**Exercise brief**. Find the string "JSON" and gather every line that holds it.

[START Extracted entries]

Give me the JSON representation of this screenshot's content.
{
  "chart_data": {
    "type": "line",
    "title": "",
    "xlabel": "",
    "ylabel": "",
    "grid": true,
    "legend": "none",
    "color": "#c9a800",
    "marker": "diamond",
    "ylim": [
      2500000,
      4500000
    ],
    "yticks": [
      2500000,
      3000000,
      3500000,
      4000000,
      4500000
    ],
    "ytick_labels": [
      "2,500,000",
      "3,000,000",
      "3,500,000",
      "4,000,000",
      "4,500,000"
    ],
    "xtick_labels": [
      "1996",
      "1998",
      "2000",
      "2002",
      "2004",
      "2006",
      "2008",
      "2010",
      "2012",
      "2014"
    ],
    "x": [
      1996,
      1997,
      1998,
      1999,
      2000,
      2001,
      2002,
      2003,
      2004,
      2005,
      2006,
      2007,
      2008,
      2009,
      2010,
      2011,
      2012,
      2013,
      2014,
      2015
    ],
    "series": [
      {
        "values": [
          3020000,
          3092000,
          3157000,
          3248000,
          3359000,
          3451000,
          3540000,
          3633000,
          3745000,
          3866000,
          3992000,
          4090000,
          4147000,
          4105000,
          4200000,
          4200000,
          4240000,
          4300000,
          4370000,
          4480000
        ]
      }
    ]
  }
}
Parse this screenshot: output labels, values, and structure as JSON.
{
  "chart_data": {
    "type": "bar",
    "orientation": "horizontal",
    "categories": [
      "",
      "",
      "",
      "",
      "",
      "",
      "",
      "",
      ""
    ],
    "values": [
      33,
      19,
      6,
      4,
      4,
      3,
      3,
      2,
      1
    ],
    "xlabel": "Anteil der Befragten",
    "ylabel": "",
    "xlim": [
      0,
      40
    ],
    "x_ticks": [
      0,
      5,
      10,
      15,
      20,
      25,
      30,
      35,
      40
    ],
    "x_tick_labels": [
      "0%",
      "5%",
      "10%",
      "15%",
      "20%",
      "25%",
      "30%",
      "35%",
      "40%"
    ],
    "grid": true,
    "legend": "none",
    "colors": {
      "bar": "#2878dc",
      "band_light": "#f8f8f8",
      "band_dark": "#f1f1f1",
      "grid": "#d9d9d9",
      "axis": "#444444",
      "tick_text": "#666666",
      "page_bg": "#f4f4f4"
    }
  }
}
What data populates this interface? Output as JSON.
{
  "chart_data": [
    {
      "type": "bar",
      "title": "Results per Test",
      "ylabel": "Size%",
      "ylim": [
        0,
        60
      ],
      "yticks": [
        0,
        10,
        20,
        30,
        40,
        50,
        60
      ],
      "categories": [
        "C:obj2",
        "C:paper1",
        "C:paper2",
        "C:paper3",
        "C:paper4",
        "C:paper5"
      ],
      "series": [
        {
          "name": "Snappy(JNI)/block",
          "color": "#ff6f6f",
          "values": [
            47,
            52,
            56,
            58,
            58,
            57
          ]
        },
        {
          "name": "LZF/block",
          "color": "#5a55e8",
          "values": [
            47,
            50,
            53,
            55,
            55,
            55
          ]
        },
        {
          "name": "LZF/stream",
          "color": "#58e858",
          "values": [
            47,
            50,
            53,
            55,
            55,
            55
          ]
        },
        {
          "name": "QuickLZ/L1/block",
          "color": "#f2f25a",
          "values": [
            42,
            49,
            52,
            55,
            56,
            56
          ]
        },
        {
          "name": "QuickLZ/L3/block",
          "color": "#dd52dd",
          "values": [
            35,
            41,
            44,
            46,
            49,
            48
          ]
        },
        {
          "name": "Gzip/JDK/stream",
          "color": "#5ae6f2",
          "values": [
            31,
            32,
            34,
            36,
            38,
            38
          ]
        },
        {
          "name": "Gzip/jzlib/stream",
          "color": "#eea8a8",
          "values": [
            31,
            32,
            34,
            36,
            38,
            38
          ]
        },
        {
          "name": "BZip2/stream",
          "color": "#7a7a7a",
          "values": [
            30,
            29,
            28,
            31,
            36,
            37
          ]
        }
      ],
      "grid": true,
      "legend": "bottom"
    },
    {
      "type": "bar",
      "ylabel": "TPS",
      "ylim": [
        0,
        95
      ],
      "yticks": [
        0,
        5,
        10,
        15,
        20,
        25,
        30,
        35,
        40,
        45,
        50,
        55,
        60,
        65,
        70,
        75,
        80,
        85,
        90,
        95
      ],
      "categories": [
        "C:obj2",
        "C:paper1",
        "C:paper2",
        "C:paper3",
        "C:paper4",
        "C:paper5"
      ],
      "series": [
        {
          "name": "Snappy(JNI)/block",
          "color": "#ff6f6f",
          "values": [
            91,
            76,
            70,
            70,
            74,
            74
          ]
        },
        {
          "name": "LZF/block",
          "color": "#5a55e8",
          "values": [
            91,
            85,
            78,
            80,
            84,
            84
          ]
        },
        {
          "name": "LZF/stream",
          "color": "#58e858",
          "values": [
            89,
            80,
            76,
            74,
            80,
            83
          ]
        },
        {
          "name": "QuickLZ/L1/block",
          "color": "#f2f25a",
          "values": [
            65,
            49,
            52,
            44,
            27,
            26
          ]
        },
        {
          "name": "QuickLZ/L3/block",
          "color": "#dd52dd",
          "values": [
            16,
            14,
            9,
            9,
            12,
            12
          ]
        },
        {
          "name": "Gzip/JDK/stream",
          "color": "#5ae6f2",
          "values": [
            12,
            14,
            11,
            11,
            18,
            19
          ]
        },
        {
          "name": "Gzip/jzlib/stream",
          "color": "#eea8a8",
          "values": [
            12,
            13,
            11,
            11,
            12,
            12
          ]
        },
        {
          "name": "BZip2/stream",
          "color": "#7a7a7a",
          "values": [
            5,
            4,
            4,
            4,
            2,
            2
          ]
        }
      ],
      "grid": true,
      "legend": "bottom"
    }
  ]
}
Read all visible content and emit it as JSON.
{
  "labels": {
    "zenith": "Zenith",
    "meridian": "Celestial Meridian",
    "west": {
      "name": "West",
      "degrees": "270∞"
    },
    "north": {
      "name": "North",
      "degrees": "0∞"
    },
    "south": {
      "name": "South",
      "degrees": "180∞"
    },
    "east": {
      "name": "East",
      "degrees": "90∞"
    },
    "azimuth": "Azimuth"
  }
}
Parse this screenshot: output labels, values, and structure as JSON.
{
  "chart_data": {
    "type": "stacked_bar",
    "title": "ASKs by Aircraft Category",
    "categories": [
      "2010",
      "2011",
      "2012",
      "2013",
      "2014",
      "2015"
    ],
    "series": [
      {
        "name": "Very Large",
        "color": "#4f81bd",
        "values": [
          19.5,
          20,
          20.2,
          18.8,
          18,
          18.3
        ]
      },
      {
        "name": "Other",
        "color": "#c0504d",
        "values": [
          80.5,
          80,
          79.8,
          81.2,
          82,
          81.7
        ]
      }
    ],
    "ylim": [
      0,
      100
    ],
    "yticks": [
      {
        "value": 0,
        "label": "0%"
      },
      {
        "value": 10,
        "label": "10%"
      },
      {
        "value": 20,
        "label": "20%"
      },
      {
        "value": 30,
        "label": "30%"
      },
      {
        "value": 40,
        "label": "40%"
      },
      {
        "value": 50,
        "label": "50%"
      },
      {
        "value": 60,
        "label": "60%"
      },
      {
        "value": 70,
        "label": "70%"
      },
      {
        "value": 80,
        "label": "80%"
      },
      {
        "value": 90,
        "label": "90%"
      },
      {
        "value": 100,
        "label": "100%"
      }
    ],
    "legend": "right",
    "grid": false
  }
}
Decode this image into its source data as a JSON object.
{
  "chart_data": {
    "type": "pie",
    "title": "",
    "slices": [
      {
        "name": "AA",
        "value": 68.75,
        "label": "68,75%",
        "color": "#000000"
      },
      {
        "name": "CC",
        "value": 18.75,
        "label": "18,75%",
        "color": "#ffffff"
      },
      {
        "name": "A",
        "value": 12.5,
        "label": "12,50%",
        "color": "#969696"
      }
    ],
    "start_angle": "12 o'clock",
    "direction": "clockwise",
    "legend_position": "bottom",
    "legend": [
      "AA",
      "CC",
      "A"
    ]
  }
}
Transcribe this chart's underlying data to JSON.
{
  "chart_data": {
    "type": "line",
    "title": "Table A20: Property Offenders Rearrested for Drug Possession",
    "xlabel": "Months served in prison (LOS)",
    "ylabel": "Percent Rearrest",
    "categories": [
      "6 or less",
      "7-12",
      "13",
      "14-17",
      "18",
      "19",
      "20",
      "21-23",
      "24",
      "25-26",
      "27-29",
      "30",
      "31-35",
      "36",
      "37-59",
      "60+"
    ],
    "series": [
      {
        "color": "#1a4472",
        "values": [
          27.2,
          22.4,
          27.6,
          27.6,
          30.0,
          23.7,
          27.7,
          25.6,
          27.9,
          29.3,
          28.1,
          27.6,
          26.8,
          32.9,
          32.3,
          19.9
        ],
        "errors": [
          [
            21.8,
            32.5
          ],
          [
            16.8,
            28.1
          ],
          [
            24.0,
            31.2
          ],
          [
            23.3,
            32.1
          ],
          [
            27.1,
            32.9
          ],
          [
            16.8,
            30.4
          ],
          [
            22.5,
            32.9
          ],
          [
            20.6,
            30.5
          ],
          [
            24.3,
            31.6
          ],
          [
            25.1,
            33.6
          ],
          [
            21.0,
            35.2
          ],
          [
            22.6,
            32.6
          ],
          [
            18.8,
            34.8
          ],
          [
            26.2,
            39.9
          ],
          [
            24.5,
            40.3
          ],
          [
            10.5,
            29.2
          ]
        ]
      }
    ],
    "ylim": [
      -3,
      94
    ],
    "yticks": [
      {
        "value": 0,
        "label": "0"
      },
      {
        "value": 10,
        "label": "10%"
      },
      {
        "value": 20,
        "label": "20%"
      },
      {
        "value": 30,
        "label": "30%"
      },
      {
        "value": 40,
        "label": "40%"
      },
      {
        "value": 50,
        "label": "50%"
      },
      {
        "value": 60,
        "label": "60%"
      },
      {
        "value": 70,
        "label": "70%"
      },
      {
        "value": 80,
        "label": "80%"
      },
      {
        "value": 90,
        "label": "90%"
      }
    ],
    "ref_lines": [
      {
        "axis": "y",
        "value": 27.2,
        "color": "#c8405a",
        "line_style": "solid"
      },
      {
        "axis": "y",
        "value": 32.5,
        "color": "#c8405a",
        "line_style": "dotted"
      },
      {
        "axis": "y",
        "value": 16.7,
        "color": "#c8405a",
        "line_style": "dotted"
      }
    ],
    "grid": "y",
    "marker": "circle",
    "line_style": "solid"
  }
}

[END Extracted entries]

**Written solution**.
Give me the JSON representation of this screenshot's content.
Parse this screenshot: output labels, values, and structure as JSON.
What data populates this interface? Output as JSON.
Read all visible content and emit it as JSON.
Parse this screenshot: output labels, values, and structure as JSON.
Decode this image into its source data as a JSON object.
Transcribe this chart's underlying data to JSON.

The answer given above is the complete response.